Figure record listings
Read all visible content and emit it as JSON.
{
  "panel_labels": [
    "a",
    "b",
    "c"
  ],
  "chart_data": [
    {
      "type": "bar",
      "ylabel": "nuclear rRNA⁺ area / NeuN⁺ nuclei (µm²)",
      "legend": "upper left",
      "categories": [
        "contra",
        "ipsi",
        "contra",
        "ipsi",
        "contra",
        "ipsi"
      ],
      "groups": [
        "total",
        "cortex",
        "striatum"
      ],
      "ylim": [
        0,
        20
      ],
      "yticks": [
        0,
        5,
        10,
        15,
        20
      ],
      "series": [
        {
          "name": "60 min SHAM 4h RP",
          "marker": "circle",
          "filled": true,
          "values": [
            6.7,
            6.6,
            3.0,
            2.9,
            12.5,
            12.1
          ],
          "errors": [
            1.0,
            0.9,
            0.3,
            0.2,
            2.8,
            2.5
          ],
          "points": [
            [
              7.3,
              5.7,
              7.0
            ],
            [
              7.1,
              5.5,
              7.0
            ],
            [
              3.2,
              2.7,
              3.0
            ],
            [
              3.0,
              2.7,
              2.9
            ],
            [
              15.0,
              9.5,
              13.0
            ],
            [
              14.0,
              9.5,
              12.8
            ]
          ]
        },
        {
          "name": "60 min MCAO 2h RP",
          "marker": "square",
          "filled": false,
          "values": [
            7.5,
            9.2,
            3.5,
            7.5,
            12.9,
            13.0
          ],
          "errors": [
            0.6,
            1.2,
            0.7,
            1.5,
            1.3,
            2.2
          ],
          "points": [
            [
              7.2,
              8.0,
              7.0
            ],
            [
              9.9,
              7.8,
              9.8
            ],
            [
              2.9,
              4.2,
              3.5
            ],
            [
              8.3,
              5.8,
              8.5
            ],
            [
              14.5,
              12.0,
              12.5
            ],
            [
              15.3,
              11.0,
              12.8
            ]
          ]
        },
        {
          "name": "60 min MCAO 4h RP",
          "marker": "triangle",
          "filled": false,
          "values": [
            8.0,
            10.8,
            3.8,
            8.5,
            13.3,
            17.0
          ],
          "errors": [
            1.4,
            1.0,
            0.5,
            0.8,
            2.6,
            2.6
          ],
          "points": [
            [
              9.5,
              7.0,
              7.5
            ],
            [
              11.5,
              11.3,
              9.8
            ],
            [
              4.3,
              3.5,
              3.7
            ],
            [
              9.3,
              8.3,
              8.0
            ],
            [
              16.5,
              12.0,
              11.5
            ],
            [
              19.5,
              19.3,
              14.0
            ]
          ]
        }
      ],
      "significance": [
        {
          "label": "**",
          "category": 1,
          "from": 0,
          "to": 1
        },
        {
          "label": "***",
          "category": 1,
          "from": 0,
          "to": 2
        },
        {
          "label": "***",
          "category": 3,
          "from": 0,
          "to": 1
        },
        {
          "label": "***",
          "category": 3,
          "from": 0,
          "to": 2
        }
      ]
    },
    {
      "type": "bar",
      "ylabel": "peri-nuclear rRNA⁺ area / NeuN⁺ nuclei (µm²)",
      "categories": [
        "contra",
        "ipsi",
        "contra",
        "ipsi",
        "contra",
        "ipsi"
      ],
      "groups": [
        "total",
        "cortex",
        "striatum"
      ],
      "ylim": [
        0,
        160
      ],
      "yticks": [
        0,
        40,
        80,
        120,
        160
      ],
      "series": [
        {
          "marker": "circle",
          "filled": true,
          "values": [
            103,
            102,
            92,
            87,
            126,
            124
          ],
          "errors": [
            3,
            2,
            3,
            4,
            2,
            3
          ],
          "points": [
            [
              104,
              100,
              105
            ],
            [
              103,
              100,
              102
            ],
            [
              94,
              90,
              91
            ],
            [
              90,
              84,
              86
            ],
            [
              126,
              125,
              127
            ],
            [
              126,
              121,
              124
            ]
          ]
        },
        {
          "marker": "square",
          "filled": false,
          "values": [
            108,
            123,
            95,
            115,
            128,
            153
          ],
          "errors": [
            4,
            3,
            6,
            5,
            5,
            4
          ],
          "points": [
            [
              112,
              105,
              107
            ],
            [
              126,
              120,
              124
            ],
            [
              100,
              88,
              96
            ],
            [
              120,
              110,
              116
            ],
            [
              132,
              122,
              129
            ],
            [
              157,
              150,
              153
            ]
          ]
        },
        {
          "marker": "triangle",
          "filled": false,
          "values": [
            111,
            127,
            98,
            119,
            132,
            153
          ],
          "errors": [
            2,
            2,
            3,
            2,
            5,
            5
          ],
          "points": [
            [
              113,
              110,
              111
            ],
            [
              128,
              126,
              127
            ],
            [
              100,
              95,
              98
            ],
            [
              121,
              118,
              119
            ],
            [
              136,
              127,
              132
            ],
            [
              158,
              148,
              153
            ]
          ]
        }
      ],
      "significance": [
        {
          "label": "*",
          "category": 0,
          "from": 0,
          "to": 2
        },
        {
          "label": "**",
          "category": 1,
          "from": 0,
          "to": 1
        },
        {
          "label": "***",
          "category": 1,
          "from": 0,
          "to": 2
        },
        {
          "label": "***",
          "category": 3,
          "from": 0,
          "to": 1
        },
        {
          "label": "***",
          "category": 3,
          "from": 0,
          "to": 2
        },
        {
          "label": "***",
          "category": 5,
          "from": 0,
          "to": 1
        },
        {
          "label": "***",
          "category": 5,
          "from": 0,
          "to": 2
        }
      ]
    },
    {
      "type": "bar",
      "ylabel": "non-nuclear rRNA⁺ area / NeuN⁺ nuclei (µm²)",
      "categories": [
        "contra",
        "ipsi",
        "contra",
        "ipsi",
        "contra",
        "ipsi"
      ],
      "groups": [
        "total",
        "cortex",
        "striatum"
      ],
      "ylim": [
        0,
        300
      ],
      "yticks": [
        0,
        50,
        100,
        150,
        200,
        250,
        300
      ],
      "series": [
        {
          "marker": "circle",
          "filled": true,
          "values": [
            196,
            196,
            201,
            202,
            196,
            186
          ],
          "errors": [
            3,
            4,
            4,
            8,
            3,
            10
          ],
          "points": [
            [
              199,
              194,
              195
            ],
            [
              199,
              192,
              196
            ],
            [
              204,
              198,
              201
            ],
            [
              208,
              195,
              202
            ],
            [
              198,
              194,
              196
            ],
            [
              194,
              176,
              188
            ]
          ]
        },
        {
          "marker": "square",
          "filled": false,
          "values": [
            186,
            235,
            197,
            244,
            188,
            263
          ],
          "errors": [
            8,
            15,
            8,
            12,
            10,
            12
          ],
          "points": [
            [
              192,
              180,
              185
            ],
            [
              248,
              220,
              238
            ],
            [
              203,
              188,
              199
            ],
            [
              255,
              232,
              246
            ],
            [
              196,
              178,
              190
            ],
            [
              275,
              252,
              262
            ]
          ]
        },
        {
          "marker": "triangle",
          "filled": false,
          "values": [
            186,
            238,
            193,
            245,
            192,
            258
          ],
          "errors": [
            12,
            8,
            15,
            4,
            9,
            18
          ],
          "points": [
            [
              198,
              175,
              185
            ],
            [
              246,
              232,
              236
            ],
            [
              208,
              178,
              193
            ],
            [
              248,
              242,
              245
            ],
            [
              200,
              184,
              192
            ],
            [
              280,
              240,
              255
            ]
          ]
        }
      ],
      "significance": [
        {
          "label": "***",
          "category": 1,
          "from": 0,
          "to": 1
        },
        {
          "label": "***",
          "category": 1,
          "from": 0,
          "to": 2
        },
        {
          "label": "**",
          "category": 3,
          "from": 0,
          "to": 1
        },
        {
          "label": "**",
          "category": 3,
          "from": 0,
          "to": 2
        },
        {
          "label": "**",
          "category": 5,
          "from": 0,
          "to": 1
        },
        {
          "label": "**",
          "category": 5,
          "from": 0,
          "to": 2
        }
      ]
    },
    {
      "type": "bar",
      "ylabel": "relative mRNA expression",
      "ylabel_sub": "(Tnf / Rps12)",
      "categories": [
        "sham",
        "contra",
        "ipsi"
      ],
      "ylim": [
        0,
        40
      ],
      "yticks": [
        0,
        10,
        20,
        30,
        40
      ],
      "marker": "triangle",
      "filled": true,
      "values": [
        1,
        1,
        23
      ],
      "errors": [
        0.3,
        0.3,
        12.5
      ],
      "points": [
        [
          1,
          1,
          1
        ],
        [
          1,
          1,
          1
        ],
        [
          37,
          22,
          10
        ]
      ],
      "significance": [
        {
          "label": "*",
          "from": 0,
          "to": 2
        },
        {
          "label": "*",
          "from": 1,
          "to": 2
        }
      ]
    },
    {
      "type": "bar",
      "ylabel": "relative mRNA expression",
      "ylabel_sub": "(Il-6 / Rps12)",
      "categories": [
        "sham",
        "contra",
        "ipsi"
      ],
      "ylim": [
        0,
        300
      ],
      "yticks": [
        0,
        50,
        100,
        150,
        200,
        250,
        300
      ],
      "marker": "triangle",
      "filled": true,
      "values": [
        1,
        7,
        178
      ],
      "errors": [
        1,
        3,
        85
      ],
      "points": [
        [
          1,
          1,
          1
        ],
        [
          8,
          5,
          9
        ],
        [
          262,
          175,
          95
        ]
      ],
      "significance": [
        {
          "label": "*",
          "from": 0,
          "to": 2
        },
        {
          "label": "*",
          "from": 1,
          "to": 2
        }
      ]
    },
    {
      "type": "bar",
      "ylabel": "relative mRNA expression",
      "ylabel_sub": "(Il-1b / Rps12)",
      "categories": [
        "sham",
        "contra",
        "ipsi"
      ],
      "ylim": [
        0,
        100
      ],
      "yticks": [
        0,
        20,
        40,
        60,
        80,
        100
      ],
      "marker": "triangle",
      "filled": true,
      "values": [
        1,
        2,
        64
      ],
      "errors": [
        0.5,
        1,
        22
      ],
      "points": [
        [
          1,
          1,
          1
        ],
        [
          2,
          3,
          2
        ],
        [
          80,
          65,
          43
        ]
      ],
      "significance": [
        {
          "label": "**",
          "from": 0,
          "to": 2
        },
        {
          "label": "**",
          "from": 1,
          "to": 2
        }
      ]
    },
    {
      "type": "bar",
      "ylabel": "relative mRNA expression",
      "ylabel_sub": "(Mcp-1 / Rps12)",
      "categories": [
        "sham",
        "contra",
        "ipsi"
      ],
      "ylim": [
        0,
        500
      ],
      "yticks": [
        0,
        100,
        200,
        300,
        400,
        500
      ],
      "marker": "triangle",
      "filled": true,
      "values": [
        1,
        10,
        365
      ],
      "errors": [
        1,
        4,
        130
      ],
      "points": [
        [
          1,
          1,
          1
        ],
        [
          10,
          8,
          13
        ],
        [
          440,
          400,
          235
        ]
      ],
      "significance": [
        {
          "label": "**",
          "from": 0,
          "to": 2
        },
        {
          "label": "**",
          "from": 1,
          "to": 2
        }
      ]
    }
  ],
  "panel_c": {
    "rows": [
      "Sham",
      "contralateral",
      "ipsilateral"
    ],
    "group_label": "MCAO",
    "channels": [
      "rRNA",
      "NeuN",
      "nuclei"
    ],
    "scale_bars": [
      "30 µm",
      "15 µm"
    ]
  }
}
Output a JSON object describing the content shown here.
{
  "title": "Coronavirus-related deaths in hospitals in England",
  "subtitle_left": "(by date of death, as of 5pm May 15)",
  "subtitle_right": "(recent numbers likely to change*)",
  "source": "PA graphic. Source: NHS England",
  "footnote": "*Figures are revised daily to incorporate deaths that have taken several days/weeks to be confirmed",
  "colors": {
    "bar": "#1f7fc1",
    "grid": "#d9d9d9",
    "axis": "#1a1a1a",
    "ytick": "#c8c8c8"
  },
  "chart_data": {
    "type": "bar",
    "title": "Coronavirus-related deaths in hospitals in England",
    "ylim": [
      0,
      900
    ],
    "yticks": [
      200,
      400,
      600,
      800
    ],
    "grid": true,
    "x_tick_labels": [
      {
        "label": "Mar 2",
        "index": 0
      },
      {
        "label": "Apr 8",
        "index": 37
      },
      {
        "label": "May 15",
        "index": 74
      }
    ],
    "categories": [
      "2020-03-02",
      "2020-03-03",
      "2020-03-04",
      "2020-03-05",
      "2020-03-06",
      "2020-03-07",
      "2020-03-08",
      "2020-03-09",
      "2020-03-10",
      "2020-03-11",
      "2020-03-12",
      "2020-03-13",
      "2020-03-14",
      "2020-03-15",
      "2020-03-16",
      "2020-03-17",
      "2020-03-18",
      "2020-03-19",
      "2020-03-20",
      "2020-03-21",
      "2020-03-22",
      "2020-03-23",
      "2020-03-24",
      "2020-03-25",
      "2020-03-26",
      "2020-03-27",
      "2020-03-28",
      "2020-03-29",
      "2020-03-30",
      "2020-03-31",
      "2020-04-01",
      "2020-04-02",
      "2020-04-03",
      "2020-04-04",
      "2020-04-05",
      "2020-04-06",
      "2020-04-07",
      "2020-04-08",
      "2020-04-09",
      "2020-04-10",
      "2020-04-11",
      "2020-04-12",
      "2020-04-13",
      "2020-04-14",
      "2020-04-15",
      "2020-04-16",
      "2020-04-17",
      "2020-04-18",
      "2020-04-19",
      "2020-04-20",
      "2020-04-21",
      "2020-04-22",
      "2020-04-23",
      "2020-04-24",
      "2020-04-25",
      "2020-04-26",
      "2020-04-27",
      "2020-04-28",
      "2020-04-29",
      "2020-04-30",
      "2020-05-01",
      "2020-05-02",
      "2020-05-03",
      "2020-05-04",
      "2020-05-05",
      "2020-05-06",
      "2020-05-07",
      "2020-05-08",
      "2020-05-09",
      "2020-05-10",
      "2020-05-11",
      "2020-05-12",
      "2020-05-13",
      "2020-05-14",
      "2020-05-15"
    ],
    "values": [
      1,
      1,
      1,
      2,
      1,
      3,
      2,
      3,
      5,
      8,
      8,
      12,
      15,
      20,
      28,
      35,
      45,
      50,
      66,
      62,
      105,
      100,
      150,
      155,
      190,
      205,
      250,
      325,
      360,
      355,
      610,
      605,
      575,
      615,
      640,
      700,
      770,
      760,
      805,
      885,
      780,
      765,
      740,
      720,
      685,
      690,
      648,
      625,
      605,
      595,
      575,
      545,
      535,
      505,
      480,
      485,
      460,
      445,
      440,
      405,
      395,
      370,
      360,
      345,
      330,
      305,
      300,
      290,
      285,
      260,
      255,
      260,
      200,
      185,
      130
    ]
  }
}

**DIRECTIONS FOR THIS TASK**
State how many lines of the records above contain "related", with no words besides the number.

**RESULT BELOW**
2